Extracted material:

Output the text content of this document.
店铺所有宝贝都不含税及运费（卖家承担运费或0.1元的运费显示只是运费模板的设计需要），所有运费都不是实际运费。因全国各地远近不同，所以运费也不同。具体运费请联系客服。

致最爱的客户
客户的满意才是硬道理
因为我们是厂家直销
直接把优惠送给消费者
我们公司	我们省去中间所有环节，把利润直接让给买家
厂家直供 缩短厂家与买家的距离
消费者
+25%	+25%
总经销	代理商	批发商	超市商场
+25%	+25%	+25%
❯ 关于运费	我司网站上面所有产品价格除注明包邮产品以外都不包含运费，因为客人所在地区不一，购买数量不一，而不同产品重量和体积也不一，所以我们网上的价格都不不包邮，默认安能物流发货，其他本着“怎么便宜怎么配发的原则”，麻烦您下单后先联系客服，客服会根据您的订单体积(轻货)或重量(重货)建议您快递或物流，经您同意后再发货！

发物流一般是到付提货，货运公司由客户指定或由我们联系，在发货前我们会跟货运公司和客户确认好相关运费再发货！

What is being asked: Set every line of the listing down word for word.

Answer in full:
Output the text content of this document.
店铺所有宝贝都不含税及运费（卖家承担运费或0.1元的运费显示只是运费模板的设计需要），所有运费都不是实际运费。因全国各地远近不同，所以运费也不同。具体运费请联系客服。

致最爱的客户
客户的满意才是硬道理
因为我们是厂家直销
直接把优惠送给消费者
我们公司	我们省去中间所有环节，把利润直接让给买家
厂家直供 缩短厂家与买家的距离
消费者
+25%	+25%
总经销	代理商	批发商	超市商场
+25%	+25%	+25%
❯ 关于运费	我司网站上面所有产品价格除注明包邮产品以外都不包含运费，因为客人所在地区不一，购买数量不一，而不同产品重量和体积也不一，所以我们网上的价格都不不包邮，默认安能物流发货，其他本着“怎么便宜怎么配发的原则”，麻烦您下单后先联系客服，客服会根据您的订单体积(轻货)或重量(重货)建议您快递或物流，经您同意后再发货！

发物流一般是到付提货，货运公司由客户指定或由我们联系，在发货前我们会跟货运公司和客户确认好相关运费再发货！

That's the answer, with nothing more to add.